Set of tasks:
**1)** Do these statements agree with the history of the DZXL radio station? Answer each yes or no and quote the deciding words of the text. (a) DZHP first went on air in 1963 at 1130 kilocycles. (b) The station took the call sign DZXL in 1975. (c) The move to 558 KHz resulted from the switch to 9 kHz spacing.
**2)** Can you extend the history of the DZXL radio station, starting after its final sentence?

Text:
>> start

As of Q4 2022, DZXL is the 4th most-listened to AM radio station in Mega Manila, based on a survey commissioned by Kantar Media Philippines and Kapisanan ng mga Brodkaster ng Pilipinas.

==History==
The current iteration of DZXL can be traced back to 1963 when DZHP was launched by the RMN-IBC-Philippines Herald tri-media organization when the Canoys made its first station to be launched outside of Mindanao. With the help of Andrés Soriano Jr., DZHP began its broadcast at 11:30am on October 19, 1963 at 1130 kilocycles with then-President Diosdado Macapagal welcoming listeners. Dubbed as "The Sound of the City", DZHP was the home to prominent radio personalities including Jose Mari Velez and Harry Gasser.

In 1975, DZHP changed its call sign to DWXL. In 1978, the station moved to its present frequency at 558 KHz due to the switch of the Philippine AM bandplans from the NARBA-mandated 10 kHz spacing to the 9 kHz rule implemented by the Geneva Frequency Plan of 1975. A year after EDSA People Power Revolution, the station changed again its call sign to DZXL.

>> end

Extracted material:
>> start

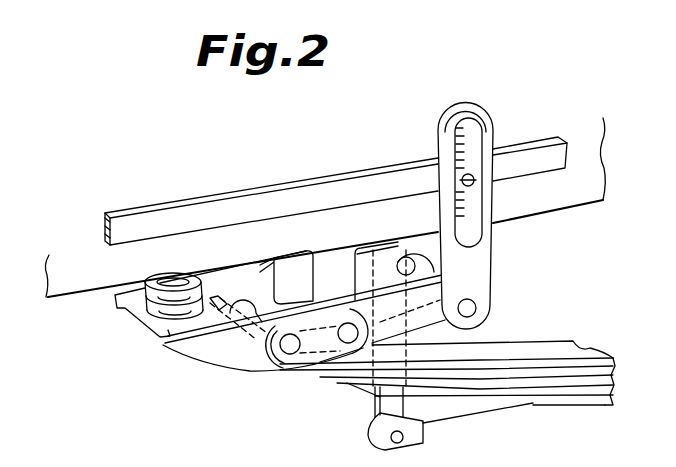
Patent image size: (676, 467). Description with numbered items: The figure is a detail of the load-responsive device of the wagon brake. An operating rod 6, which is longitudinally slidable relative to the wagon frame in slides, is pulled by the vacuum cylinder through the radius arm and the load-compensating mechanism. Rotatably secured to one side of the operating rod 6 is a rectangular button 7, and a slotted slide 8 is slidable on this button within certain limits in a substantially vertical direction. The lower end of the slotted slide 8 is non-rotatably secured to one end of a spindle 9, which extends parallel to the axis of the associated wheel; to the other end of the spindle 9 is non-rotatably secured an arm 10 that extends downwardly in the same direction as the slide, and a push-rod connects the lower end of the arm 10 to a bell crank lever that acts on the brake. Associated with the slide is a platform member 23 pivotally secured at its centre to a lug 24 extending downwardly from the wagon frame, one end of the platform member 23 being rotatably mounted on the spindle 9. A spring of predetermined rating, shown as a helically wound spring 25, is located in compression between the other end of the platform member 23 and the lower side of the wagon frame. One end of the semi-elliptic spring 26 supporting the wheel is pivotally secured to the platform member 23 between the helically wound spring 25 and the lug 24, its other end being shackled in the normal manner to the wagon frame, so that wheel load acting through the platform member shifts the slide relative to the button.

The operating rod 6 is at (198, 217).
The rectangular button 7 is at (474, 176).
The slotted slide 8 is at (450, 142).
The spindle 9 is at (423, 271).
The arm 10 is at (375, 402).
The platform member 23 is at (243, 353).
The lug 24 is at (333, 286).
The helically wound spring 25 is at (150, 298).
The semi-elliptic spring 26 is at (562, 352).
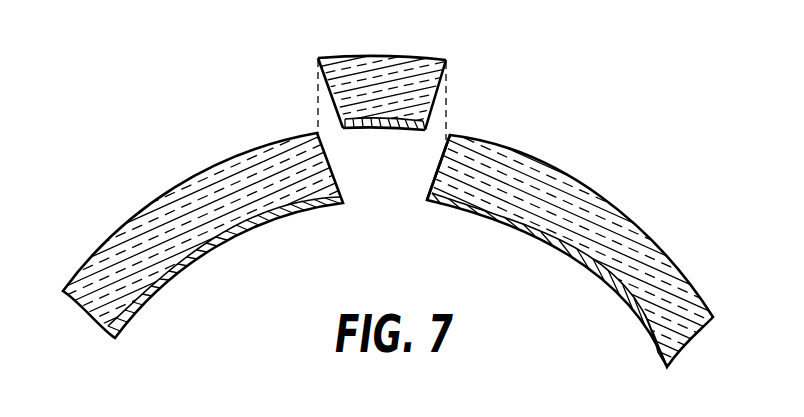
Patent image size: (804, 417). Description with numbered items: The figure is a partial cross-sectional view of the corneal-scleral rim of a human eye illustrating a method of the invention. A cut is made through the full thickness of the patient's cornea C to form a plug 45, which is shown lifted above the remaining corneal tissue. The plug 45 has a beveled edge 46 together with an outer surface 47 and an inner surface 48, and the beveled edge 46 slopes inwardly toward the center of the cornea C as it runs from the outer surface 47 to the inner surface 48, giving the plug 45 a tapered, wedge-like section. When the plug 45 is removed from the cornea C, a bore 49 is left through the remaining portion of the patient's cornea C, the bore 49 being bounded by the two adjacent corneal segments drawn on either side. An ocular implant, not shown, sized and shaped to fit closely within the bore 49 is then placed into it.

The plug 45 is at (411, 84).
The beveled edge 46 is at (445, 90).
The outer surface 47 is at (355, 54).
The inner surface 48 is at (390, 132).
The bore 49 is at (437, 170).
The cornea C is at (555, 253).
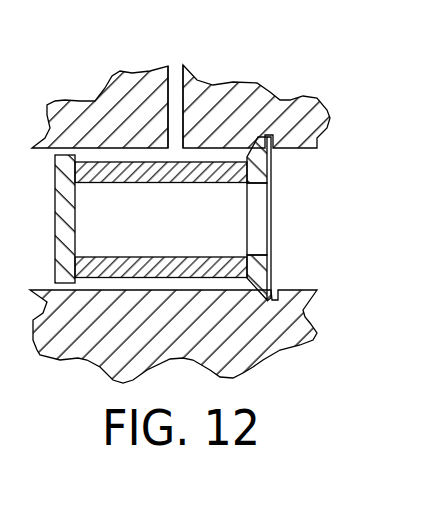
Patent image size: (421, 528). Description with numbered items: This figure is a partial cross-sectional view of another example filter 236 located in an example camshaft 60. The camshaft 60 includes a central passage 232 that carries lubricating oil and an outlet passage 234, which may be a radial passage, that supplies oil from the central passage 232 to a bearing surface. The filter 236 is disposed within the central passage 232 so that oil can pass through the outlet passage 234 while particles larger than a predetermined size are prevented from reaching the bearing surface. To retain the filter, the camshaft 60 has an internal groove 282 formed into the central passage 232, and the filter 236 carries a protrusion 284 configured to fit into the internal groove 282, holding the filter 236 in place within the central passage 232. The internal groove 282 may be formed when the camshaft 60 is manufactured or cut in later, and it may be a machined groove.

The camshaft 60 is at (316, 118).
The outlet passage 234 is at (176, 68).
The central passage 232 is at (202, 219).
The filter 236 is at (268, 171).
The protrusion 284 is at (271, 288).
The internal groove 282 is at (303, 319).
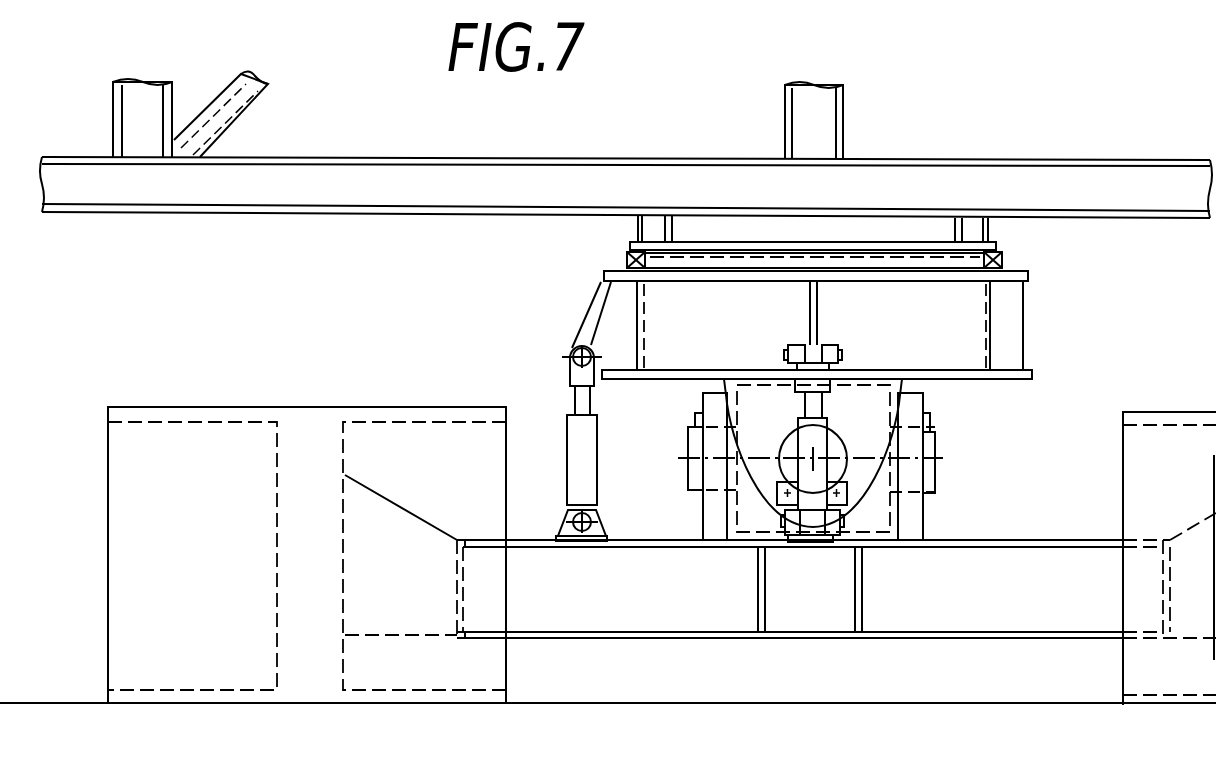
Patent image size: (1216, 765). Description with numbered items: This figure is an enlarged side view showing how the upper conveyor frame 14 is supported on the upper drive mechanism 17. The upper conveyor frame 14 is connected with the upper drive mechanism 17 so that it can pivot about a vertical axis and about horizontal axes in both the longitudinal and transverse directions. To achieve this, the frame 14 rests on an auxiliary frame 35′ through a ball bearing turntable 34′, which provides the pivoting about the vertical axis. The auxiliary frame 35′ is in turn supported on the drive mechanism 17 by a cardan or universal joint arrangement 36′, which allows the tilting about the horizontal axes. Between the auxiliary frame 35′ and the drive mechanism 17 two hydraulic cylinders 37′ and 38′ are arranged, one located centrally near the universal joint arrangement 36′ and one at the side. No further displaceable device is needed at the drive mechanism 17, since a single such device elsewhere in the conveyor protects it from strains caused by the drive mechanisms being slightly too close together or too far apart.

>> end

Outputs by task:
**1)**
(a) Yes: "DZHP began its broadcast at 11:30am on October 19, 1963 at 1130 kilocycles"
(b) No: "In 1975, DZHP changed its call sign to DWXL."
(c) Yes: "the station moved to its present frequency at 558 KHz due to the switch of the Philippine AM bandplans from the NARBA-mandated 10 kHz spacing to the 9 kHz rule"

**2)**
From 1994 to 2010, the station became the staple of broadcaster Raffy Tulfo's public service program Wanted sa Radyo.

==Controversies==
DZXL's coverage of the 2010 Manila hostage crisis was criticized for breaching media ethical standards. An interview conducted with the hostage-taker, Rolando Mendoza, was cited in the Incident Investigation and Review Committee report as having "blocked the negotiators' efforts to stop the hostage-taker from shooting his hostages." DZXL's legal counsel, former senator Nene Pimentel, defended the actions of the media, asserting that they were simply "doing their job". He took exception to the perceived lack of response from the authorities regarding the hostage-taker, noting that the radio station only intervened nine hours after the crisis began.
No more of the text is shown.